Data for processing start

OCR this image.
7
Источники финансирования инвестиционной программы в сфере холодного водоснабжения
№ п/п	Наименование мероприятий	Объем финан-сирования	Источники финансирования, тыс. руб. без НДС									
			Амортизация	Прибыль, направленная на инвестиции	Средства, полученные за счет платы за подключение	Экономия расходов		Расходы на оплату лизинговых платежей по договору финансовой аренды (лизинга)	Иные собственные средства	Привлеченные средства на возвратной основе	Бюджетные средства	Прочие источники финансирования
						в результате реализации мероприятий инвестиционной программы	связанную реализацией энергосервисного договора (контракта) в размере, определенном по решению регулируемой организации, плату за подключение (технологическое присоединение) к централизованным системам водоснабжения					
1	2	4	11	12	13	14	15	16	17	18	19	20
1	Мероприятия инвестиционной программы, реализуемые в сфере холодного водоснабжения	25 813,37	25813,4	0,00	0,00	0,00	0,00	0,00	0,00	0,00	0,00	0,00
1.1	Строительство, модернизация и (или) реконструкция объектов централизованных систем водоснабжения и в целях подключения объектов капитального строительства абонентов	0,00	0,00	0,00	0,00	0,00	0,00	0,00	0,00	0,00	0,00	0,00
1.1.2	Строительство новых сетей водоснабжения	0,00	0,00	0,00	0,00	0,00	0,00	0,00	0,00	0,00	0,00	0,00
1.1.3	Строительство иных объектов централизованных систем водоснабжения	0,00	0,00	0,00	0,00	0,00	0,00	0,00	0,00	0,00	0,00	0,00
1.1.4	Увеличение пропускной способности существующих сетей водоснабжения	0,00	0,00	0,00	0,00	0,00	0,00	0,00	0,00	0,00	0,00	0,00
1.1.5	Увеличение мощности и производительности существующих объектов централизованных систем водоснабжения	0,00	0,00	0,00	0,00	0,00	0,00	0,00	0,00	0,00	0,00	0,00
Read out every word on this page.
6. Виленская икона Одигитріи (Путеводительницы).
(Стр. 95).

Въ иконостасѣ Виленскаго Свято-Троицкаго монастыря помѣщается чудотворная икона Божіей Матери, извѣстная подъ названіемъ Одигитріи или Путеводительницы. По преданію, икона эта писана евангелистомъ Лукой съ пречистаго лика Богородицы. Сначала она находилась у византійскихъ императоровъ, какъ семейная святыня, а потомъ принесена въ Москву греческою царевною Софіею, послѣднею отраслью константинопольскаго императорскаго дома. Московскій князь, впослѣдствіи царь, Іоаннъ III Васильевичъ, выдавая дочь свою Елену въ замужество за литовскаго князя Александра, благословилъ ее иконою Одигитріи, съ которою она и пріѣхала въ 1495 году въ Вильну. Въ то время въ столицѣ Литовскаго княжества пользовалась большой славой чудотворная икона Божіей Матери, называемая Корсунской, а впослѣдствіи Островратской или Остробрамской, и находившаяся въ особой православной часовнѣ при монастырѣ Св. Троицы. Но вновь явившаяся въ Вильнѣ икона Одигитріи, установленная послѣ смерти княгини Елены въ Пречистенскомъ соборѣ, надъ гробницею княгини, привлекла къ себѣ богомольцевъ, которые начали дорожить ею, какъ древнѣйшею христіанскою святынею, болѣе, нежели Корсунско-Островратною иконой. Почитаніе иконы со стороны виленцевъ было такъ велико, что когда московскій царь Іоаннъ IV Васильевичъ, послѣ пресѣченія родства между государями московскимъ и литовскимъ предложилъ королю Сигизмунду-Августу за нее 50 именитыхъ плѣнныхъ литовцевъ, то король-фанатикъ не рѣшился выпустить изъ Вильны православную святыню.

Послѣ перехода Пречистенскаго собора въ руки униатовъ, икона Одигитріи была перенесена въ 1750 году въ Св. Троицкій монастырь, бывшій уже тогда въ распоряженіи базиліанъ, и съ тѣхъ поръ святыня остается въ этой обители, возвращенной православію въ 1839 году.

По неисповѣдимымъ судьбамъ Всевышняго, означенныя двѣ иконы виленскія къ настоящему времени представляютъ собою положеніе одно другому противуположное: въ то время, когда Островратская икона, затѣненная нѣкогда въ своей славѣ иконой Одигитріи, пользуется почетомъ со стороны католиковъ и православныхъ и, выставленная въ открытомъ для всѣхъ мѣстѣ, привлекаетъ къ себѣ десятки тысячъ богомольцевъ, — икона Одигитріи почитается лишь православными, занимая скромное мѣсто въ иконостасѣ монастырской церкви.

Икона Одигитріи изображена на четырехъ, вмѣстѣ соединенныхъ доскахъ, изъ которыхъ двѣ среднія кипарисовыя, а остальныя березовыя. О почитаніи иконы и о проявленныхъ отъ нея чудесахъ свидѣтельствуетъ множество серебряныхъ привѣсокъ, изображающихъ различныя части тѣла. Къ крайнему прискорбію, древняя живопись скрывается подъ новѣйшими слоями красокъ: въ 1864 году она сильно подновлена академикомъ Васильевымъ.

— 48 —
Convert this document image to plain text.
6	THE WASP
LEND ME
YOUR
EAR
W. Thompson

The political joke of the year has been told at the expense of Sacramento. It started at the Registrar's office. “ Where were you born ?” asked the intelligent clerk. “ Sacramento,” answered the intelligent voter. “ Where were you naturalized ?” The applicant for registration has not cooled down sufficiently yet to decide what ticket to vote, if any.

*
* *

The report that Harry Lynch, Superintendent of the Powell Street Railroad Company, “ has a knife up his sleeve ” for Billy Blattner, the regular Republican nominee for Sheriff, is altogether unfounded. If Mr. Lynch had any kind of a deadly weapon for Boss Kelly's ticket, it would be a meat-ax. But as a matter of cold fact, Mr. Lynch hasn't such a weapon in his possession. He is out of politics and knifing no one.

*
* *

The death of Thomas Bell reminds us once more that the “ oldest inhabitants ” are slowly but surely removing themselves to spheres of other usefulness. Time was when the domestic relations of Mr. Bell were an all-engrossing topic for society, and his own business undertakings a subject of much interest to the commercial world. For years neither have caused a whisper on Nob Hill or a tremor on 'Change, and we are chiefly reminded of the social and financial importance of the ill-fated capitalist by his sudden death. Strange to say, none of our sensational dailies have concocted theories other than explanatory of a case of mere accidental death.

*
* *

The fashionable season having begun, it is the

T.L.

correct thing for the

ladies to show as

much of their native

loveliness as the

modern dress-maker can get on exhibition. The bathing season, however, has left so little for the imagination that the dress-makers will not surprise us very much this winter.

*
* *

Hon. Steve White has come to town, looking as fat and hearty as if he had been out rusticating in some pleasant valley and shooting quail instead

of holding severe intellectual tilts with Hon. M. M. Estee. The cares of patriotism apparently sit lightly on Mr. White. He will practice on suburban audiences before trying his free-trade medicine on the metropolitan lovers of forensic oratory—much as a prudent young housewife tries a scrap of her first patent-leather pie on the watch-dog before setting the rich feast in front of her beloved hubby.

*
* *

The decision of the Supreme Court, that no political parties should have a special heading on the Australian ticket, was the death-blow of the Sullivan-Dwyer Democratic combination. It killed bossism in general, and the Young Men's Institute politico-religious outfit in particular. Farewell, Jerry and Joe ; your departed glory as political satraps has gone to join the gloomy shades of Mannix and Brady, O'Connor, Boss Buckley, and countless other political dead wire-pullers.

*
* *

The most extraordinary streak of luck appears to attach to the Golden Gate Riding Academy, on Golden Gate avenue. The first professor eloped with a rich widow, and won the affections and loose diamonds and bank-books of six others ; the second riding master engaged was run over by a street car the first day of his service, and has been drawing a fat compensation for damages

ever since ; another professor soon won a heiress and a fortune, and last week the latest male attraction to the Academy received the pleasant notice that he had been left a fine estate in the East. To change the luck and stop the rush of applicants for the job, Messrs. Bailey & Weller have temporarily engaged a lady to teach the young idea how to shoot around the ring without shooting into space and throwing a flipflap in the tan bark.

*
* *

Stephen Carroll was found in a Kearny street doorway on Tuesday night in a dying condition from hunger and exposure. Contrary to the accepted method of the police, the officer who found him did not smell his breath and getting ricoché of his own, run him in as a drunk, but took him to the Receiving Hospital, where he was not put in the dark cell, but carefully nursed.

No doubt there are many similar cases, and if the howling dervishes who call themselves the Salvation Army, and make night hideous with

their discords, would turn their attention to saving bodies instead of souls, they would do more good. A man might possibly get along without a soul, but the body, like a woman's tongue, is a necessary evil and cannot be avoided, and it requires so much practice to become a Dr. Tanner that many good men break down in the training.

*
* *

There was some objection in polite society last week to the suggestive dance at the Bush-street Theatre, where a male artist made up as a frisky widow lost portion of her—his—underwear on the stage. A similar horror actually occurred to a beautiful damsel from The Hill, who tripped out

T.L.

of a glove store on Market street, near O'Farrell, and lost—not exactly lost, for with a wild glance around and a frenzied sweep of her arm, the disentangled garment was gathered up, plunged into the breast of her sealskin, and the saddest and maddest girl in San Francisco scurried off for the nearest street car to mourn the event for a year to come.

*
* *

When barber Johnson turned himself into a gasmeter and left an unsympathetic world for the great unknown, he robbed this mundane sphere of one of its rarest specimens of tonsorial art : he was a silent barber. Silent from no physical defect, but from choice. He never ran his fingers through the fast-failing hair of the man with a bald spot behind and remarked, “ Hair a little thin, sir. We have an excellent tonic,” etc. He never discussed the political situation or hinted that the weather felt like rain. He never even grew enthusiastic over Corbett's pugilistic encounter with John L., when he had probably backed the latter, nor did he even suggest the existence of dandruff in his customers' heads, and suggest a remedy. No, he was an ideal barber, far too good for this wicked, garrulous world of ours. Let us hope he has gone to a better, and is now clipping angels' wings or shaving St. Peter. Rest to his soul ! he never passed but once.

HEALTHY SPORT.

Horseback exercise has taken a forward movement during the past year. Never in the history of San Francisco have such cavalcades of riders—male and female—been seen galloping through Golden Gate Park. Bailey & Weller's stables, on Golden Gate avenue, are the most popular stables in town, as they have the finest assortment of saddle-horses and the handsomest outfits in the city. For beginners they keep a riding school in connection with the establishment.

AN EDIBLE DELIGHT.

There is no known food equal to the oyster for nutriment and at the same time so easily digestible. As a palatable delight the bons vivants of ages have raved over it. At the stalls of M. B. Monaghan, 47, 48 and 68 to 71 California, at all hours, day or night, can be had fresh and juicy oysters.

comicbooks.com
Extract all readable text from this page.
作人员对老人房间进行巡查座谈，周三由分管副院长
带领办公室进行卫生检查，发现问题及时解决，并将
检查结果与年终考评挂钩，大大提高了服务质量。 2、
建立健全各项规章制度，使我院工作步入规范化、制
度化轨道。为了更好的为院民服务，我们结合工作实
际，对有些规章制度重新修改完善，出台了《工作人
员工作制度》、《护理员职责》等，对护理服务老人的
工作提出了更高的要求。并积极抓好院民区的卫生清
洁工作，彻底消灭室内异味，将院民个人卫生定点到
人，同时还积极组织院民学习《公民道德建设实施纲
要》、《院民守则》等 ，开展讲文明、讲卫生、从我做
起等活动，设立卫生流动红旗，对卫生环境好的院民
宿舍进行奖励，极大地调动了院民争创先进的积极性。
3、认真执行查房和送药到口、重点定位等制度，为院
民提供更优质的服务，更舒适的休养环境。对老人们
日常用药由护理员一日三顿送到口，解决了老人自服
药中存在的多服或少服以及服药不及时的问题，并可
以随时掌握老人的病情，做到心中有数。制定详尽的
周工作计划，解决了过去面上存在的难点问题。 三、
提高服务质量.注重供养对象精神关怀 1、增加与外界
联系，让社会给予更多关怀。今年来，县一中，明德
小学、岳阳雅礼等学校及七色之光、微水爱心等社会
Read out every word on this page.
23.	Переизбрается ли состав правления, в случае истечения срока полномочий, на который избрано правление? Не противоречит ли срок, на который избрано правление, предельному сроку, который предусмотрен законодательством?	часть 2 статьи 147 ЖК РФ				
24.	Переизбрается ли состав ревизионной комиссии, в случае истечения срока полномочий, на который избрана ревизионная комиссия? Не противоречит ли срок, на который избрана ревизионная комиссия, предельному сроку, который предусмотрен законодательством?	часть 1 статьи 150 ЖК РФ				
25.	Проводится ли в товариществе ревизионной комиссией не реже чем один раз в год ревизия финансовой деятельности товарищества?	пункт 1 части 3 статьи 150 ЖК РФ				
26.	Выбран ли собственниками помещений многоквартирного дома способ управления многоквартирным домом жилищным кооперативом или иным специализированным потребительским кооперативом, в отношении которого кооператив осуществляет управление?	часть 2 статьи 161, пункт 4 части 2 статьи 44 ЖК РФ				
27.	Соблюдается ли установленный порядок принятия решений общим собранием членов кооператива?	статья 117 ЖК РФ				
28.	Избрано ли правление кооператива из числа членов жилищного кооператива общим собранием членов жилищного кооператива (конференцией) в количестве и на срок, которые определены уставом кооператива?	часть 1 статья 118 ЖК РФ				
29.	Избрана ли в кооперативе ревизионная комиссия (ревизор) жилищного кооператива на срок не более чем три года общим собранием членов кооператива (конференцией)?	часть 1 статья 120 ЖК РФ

Data for processing end

> Stated exercise:
Work out how many lines of the listing above include the word "pleasant". Reply with nothing but the count.

> Response to the exercise:
2